* **Raw data**:
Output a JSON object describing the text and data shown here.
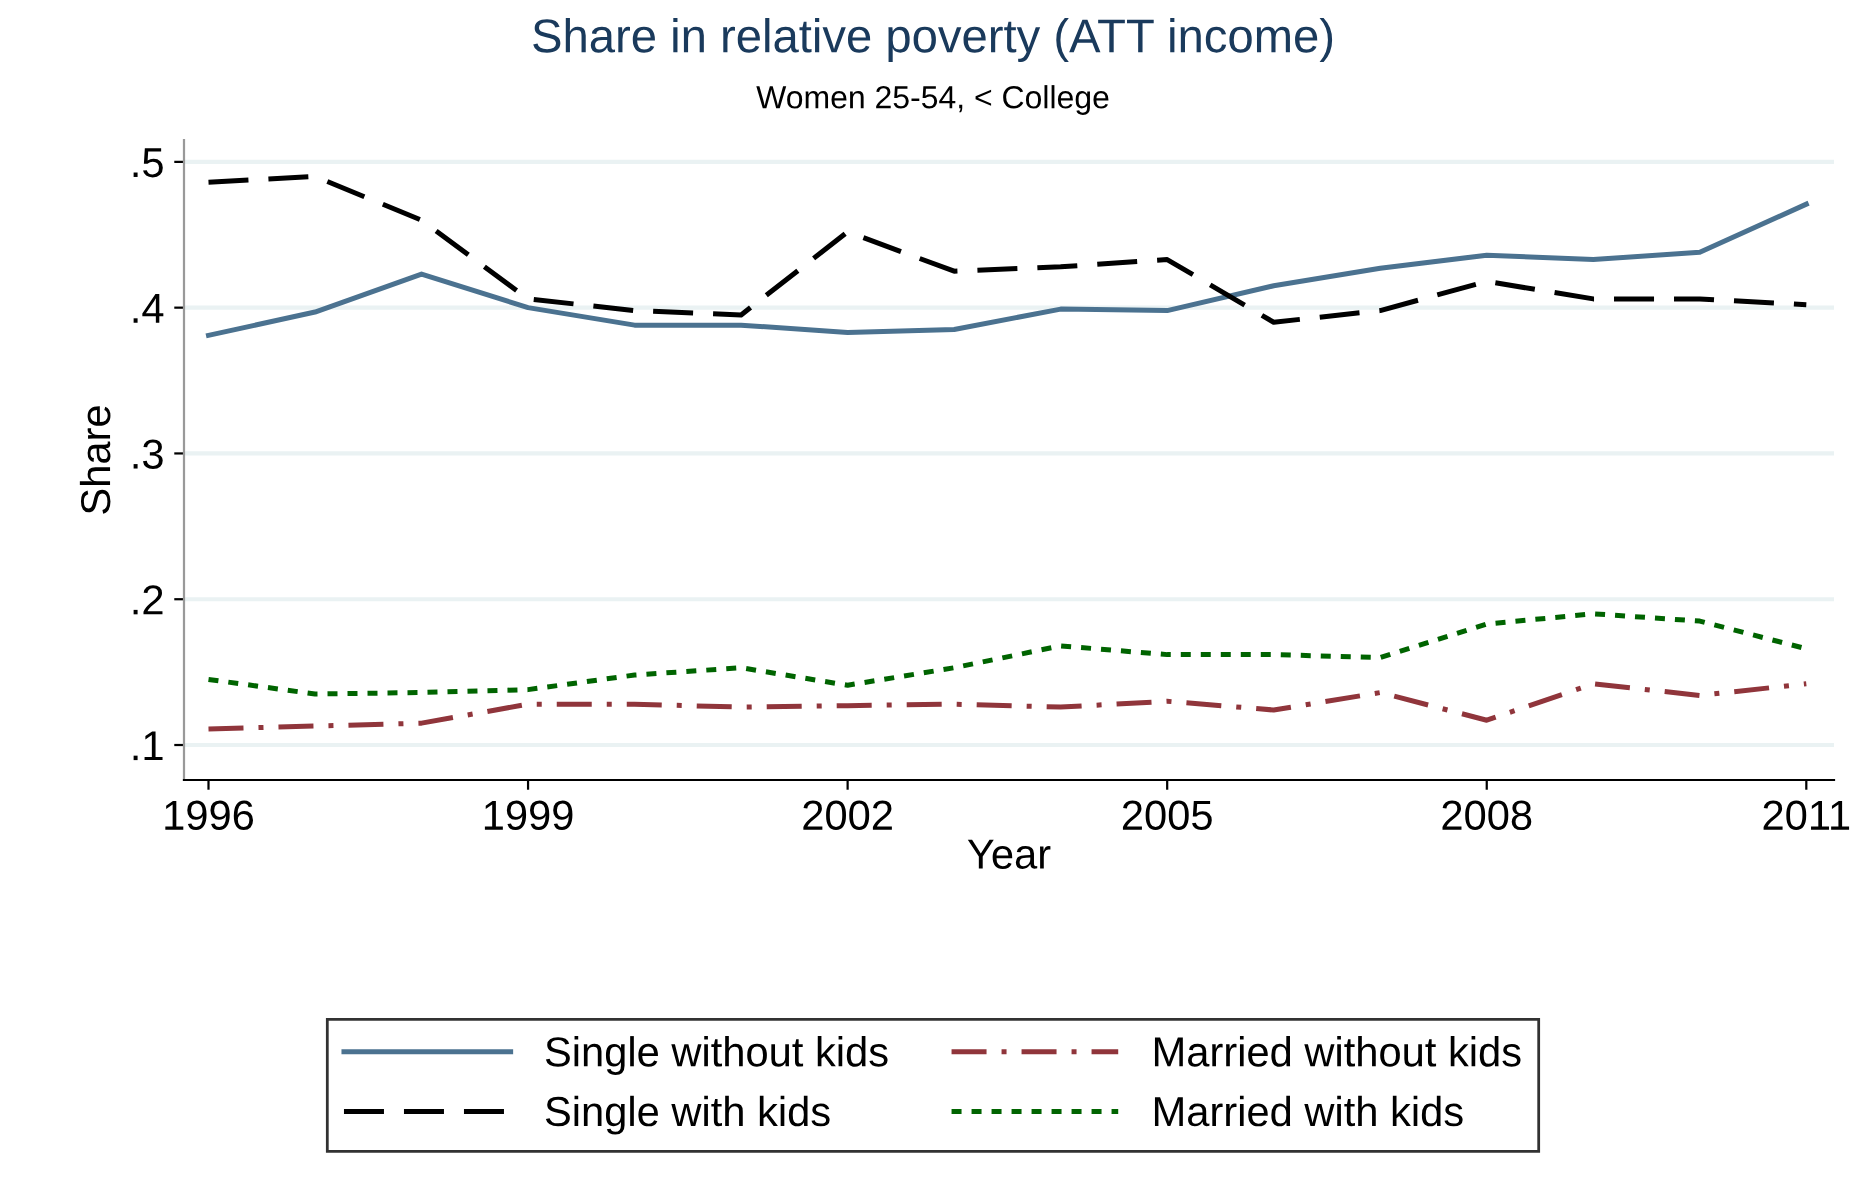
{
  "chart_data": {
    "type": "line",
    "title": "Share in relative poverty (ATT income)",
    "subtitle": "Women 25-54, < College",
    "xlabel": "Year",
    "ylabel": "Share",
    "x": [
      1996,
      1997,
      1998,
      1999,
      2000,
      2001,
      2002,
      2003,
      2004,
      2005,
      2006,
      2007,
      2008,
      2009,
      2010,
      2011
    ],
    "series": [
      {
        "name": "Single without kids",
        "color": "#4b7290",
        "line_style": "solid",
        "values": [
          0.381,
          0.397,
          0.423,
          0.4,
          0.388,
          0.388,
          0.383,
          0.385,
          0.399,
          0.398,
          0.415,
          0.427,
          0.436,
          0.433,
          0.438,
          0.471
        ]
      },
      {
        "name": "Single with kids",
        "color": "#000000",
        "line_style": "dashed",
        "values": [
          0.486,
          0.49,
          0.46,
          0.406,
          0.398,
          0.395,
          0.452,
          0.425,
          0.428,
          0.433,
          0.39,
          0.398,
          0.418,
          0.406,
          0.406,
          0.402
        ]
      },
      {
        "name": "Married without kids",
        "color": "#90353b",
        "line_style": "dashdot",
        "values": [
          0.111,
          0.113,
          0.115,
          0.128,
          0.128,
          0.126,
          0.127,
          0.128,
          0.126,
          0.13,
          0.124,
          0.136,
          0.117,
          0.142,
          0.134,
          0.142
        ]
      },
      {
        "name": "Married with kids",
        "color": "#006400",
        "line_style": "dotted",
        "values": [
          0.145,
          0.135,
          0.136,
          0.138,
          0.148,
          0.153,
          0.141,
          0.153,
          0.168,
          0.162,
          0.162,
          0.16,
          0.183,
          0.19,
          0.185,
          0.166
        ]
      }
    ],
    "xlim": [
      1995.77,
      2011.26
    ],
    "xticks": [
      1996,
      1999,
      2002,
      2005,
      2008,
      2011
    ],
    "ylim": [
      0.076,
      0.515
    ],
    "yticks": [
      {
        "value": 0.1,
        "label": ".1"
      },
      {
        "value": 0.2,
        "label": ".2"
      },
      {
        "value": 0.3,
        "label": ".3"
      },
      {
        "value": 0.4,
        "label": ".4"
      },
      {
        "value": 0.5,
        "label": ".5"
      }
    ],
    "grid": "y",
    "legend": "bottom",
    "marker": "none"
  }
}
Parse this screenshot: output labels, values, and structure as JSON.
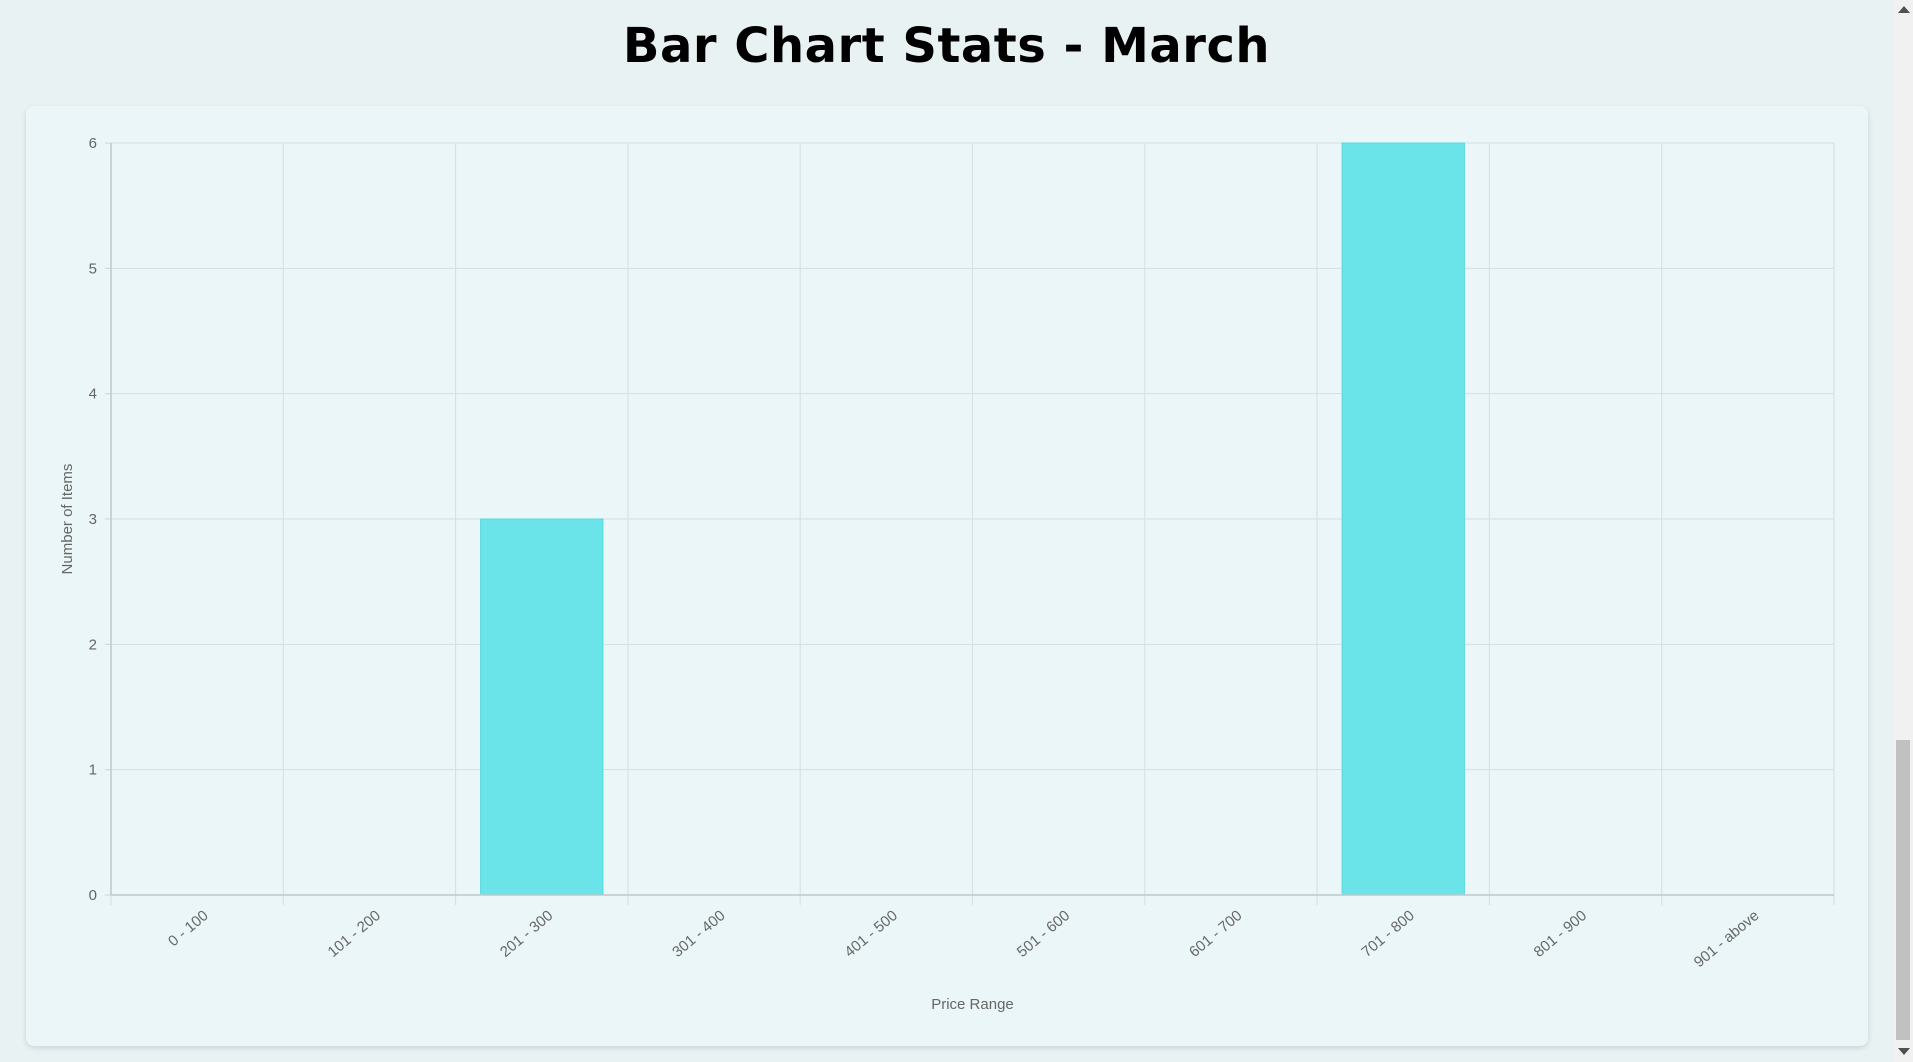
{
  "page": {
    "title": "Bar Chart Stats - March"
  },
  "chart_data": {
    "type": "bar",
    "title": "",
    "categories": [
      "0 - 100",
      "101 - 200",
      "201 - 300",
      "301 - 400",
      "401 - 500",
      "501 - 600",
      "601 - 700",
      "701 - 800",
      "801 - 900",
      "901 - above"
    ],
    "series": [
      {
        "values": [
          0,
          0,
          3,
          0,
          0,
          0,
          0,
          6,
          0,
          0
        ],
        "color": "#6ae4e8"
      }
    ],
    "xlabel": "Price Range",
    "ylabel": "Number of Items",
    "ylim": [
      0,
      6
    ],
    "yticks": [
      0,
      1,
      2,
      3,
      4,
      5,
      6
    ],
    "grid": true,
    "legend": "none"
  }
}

* **Goal**: Write out an exact reproduction of the lines from the line that holds "Parse this screenshot: output" to the bottom of the listing above, both ends included. Exclude pictures.

* **Task solution**:
Parse this screenshot: output labels, values, and structure as JSON.
{
  "page": {
    "title": "Bar Chart Stats - March"
  },
  "chart_data": {
    "type": "bar",
    "title": "",
    "categories": [
      "0 - 100",
      "101 - 200",
      "201 - 300",
      "301 - 400",
      "401 - 500",
      "501 - 600",
      "601 - 700",
      "701 - 800",
      "801 - 900",
      "901 - above"
    ],
    "series": [
      {
        "values": [
          0,
          0,
          3,
          0,
          0,
          0,
          0,
          6,
          0,
          0
        ],
        "color": "#6ae4e8"
      }
    ],
    "xlabel": "Price Range",
    "ylabel": "Number of Items",
    "ylim": [
      0,
      6
    ],
    "yticks": [
      0,
      1,
      2,
      3,
      4,
      5,
      6
    ],
    "grid": true,
    "legend": "none"
  }
}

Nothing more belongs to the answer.